Listings of elements and boxes
╔══

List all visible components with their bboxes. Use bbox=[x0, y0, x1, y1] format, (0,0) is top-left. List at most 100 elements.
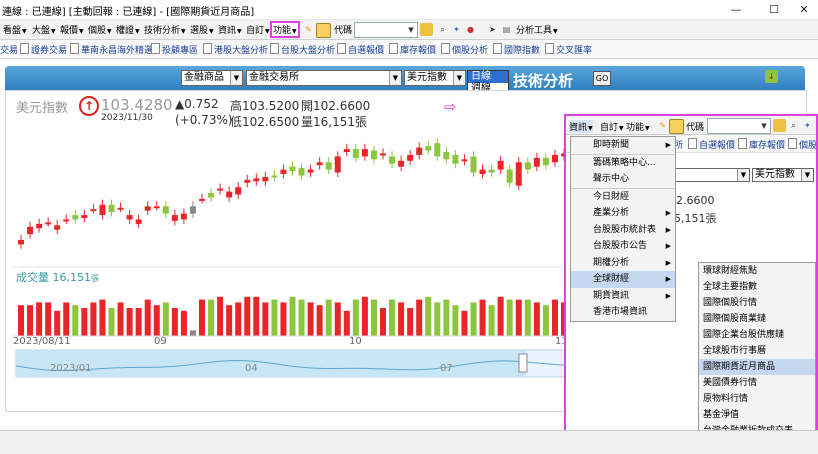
inset-menu-info[interactable]: 資訊▼ bbox=[569, 120, 593, 133]
document-icon bbox=[738, 138, 747, 149]
info-menu-item[interactable]: 今日財經 bbox=[571, 187, 675, 206]
volume-bar bbox=[135, 308, 142, 336]
inset-tools-icon[interactable]: ✦ bbox=[801, 119, 814, 132]
volume-bar bbox=[398, 302, 405, 336]
volume-bar bbox=[307, 302, 314, 336]
info-menu-item[interactable]: 籌碼策略中心... bbox=[571, 153, 675, 172]
inset-search-icon[interactable]: ⌕ bbox=[787, 119, 800, 132]
volume-bar bbox=[81, 308, 88, 336]
document-icon bbox=[788, 138, 797, 149]
global-finance-item[interactable]: 國際期貨近月商品 bbox=[699, 359, 815, 375]
info-menu-item-label: 產業分析 bbox=[593, 208, 630, 218]
candle-body bbox=[298, 168, 305, 176]
volume-bar bbox=[497, 296, 504, 336]
candle-body bbox=[217, 188, 224, 191]
global-finance-item[interactable]: 環球財經焦點 bbox=[699, 263, 815, 279]
info-menu-item[interactable]: 即時新聞 ▶ bbox=[571, 137, 675, 154]
candle-body bbox=[398, 160, 405, 167]
info-menu-item[interactable]: 產業分析 ▶ bbox=[571, 205, 675, 222]
candle-body bbox=[235, 187, 242, 195]
volume-bar bbox=[271, 299, 278, 336]
volume-bar bbox=[461, 310, 468, 336]
volume-bar bbox=[551, 299, 558, 336]
volume-bar bbox=[289, 296, 296, 336]
volume-bar bbox=[370, 299, 377, 336]
global-finance-item[interactable]: 全球主要指數 bbox=[699, 279, 815, 295]
candle-body bbox=[307, 169, 314, 173]
candle-body bbox=[334, 156, 341, 173]
info-menu-item[interactable]: 台股股市統計表 ▶ bbox=[571, 222, 675, 239]
volume-bar bbox=[208, 299, 215, 336]
volume-bar bbox=[235, 302, 242, 336]
info-menu-item[interactable]: 期貨資訊 ▶ bbox=[571, 288, 675, 305]
inset-quote-icon[interactable] bbox=[773, 119, 786, 132]
volume-bar bbox=[45, 302, 52, 336]
volume-bar bbox=[63, 302, 70, 336]
candle-body bbox=[434, 143, 441, 157]
volume-bar bbox=[343, 310, 350, 336]
x-label-start: 2023/08/11 bbox=[13, 336, 71, 347]
candle-body bbox=[470, 156, 477, 173]
candle-body bbox=[36, 223, 43, 229]
candle-body bbox=[180, 213, 187, 220]
global-finance-item[interactable]: 美國債券行情 bbox=[699, 375, 815, 391]
info-menu-item[interactable]: 聲示中心 bbox=[571, 171, 675, 188]
submenu-arrow-icon: ▶ bbox=[665, 258, 671, 267]
inset-open-price: 2.6600 bbox=[676, 194, 715, 207]
volume-bar bbox=[226, 305, 233, 336]
volume-bar bbox=[316, 305, 323, 336]
volume-bar bbox=[470, 302, 477, 336]
volume-bar bbox=[325, 299, 332, 336]
status-bar bbox=[0, 430, 818, 454]
candle-body bbox=[515, 162, 522, 186]
info-menu-item-label: 期貨資訊 bbox=[593, 290, 630, 301]
inset-link-inventory[interactable]: 庫存報價 bbox=[738, 138, 785, 151]
inset-pencil-icon[interactable]: ✎ bbox=[656, 119, 669, 132]
info-menu-item-label: 期權分析 bbox=[593, 257, 630, 268]
candle-body bbox=[343, 149, 350, 152]
info-menu-item[interactable]: 香港市場資訊 bbox=[571, 304, 675, 321]
candle-body bbox=[63, 219, 70, 222]
inset-menu-bar: 資訊▼ 自訂▼ 功能▼ ✎ 代碼 ▼ ⌕ ✦ bbox=[566, 116, 816, 135]
info-menu-item-label: 即時新聞 bbox=[593, 140, 630, 150]
global-finance-item[interactable]: 國際企業台股供應鏈 bbox=[699, 327, 815, 343]
candle-body bbox=[533, 157, 540, 167]
volume-bar bbox=[99, 299, 106, 336]
candle-body bbox=[461, 159, 468, 162]
info-menu-item-label: 聲示中心 bbox=[593, 174, 630, 184]
candle-body bbox=[280, 169, 287, 174]
candle-body bbox=[361, 149, 368, 157]
info-menu-item[interactable]: 台股股市公告 ▶ bbox=[571, 238, 675, 255]
global-finance-item[interactable]: 原物料行情 bbox=[699, 391, 815, 407]
inset-link-watchlist[interactable]: 自選報價 bbox=[688, 138, 735, 151]
volume-bar bbox=[416, 299, 423, 336]
info-dropdown-menu: 即時新聞 ▶ 籌碼策略中心... 聲示中心 今日財經 產業分析 ▶ 台股股市統計表 ▶ 台股股市公… bbox=[570, 136, 676, 322]
inset-window-icon[interactable] bbox=[669, 119, 684, 134]
inset-menu-function[interactable]: 功能▼ bbox=[626, 120, 650, 133]
submenu-arrow-icon: ▶ bbox=[665, 209, 671, 217]
inset-menu-custom[interactable]: 自訂▼ bbox=[600, 120, 624, 133]
inset-link-stock[interactable]: 個股 bbox=[788, 138, 816, 151]
volume-bar bbox=[253, 296, 260, 336]
volume-bar bbox=[479, 299, 486, 336]
global-finance-item[interactable]: 基金淨值 bbox=[699, 407, 815, 423]
candle-body bbox=[99, 204, 106, 216]
volume-bar bbox=[27, 305, 34, 336]
volume-bar bbox=[171, 308, 178, 336]
info-menu-item[interactable]: 全球財經 ▶ bbox=[571, 271, 675, 288]
nav-label-jul: 07 bbox=[440, 363, 453, 374]
menu-screenshot-inset: 資訊▼ 自訂▼ 功能▼ ✎ 代碼 ▼ ⌕ ✦ 所 自選報價 庫存報價 個股 ▼ … bbox=[564, 114, 818, 452]
inset-code-input[interactable]: ▼ bbox=[707, 118, 771, 134]
volume-bar bbox=[515, 299, 522, 336]
global-finance-item[interactable]: 全球股市行事曆 bbox=[699, 343, 815, 359]
volume-bar bbox=[189, 330, 196, 336]
inset-instrument-select[interactable]: 美元指數 ▼ bbox=[752, 168, 814, 182]
volume-bar bbox=[407, 308, 414, 336]
volume-bar bbox=[244, 296, 251, 336]
global-finance-item[interactable]: 國際個股行情 bbox=[699, 295, 815, 311]
info-menu-item[interactable]: 期權分析 ▶ bbox=[571, 255, 675, 272]
global-finance-item[interactable]: 國際個股商業鏈 bbox=[699, 311, 815, 327]
candle-body bbox=[262, 176, 269, 182]
inset-exchange-select[interactable]: ▼ bbox=[674, 168, 750, 182]
info-menu-item-label: 台股股市公告 bbox=[593, 241, 648, 251]
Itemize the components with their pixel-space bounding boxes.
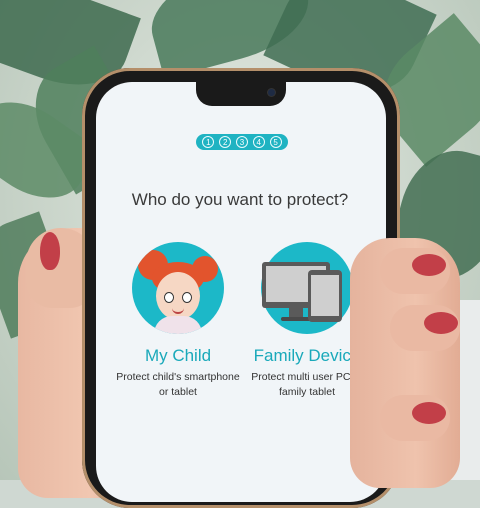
- option-title: My Child: [144, 346, 212, 365]
- step-3: 3: [235, 136, 248, 148]
- step-5: 5: [269, 136, 282, 148]
- child-illustration-icon: [132, 242, 224, 334]
- left-nail: [40, 232, 60, 270]
- step-1: 1: [202, 136, 215, 148]
- step-2: 2: [219, 136, 232, 148]
- page-question: Who do you want to protect?: [131, 190, 349, 209]
- step-indicator: 1 2 3 4 5: [196, 134, 288, 150]
- step-4: 4: [252, 136, 265, 148]
- option-description: Protect child's smartphone or tablet: [116, 371, 240, 398]
- option-my-child[interactable]: My Child Protect child's smartphone or t…: [113, 242, 243, 400]
- front-camera-icon: [268, 89, 275, 96]
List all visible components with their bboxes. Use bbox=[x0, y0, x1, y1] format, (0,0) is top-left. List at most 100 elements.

╚══

What this task involves |
Please count the lines in the records above that contain the string "select", treating uppercase and lowercase as different, and reply with the number alone.

Complete answer |
2